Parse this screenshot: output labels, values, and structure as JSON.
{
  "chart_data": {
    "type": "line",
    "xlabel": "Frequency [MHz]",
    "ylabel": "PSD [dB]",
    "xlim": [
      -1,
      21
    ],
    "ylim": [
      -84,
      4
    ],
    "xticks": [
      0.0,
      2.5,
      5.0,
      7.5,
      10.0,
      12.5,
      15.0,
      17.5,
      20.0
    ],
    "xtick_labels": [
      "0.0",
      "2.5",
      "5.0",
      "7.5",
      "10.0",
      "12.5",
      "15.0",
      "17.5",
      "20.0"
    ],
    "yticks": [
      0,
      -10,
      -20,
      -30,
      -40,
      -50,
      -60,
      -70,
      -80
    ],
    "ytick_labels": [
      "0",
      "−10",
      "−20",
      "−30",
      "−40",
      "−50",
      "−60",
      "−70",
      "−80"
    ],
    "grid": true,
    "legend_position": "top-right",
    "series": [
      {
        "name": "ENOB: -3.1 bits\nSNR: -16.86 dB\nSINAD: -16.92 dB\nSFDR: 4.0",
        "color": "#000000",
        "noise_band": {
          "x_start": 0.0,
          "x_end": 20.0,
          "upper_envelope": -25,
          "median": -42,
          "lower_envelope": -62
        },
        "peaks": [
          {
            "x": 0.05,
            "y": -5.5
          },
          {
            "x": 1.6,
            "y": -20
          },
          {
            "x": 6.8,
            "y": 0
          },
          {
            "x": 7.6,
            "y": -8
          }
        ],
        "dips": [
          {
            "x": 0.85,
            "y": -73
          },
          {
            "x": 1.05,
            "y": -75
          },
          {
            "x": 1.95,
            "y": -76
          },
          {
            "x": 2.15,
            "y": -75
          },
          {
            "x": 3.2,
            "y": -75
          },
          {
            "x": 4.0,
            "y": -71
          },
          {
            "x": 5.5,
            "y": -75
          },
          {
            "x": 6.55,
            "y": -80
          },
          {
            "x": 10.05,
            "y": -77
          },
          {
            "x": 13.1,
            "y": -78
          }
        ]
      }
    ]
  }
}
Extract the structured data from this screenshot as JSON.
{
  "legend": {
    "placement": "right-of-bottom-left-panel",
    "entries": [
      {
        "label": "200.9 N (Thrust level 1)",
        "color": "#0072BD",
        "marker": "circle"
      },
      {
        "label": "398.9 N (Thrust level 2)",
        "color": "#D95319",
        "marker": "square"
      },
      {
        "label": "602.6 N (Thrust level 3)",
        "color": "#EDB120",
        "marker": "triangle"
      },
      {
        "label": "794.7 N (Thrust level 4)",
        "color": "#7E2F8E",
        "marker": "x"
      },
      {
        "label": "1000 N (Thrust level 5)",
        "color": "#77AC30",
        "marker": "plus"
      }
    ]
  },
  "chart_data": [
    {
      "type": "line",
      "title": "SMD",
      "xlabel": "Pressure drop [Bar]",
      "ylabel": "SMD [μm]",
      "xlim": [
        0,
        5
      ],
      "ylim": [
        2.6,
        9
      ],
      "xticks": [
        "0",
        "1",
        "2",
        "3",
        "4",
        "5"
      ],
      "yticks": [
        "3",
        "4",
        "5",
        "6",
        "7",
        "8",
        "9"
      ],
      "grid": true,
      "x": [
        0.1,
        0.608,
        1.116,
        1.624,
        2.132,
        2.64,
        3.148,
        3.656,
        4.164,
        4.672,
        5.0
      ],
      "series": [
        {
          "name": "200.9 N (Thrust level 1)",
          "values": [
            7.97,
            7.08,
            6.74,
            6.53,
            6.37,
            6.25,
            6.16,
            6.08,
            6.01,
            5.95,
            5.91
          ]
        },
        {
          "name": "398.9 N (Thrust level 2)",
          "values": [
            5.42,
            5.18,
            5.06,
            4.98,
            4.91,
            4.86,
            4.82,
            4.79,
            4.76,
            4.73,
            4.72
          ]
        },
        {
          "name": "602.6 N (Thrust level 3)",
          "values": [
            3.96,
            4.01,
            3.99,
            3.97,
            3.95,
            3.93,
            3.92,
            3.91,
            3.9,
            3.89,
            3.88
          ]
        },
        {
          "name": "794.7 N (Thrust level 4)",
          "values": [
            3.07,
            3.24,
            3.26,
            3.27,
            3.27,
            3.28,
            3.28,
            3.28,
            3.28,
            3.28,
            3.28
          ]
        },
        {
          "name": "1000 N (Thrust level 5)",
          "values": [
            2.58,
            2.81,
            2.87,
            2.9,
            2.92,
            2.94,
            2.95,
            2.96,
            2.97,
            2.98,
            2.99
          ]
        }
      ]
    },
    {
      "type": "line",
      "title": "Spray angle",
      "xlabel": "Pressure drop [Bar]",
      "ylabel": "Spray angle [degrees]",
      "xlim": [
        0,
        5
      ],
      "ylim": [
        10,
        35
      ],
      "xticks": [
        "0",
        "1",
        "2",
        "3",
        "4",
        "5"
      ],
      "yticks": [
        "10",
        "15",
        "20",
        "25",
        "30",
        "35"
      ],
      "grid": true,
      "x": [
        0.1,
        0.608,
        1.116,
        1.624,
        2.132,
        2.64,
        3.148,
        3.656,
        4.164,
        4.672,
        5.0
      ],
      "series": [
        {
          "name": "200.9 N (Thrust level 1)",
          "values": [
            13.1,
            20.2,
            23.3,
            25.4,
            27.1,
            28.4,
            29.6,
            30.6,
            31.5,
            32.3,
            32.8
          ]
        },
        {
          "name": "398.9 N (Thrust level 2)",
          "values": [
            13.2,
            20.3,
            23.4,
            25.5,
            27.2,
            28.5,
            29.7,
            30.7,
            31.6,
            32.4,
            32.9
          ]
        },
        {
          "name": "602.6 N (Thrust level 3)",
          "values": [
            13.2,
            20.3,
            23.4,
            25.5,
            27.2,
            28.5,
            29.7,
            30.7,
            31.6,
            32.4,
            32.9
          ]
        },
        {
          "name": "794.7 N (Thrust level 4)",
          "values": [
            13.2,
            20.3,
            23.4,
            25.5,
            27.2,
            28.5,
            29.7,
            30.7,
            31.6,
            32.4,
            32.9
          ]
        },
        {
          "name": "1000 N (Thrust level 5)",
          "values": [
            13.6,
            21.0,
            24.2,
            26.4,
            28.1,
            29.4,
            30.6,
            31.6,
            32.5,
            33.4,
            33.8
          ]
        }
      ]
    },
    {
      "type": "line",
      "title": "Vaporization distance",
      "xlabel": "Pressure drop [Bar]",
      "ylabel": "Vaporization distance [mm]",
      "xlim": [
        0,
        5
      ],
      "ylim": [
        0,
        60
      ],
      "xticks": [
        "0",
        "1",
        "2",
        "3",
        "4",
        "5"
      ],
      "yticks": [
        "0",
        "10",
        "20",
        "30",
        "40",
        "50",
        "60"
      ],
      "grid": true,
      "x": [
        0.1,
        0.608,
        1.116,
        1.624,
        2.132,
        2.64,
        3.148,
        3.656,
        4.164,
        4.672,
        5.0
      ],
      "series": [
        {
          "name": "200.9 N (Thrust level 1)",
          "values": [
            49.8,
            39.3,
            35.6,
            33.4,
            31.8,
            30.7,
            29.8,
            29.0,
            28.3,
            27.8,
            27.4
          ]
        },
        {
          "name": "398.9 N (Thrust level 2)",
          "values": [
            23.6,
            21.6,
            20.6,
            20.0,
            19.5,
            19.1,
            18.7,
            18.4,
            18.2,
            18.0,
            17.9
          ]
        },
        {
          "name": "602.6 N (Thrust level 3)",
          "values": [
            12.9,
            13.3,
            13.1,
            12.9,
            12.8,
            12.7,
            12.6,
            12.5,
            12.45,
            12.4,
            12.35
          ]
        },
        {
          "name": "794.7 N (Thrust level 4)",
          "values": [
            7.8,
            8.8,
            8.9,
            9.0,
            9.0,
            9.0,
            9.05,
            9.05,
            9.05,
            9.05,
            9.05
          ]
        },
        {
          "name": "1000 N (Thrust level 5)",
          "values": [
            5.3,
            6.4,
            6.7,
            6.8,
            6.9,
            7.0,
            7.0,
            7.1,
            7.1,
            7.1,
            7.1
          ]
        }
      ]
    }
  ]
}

• **Stated exercise**: Report all lines of the data above that include the string "ylabel".

• **Task solution**:
    "ylabel": "PSD [dB]",
      "ylabel": "SMD [μm]",
      "ylabel": "Spray angle [degrees]",
      "ylabel": "Vaporization distance [mm]",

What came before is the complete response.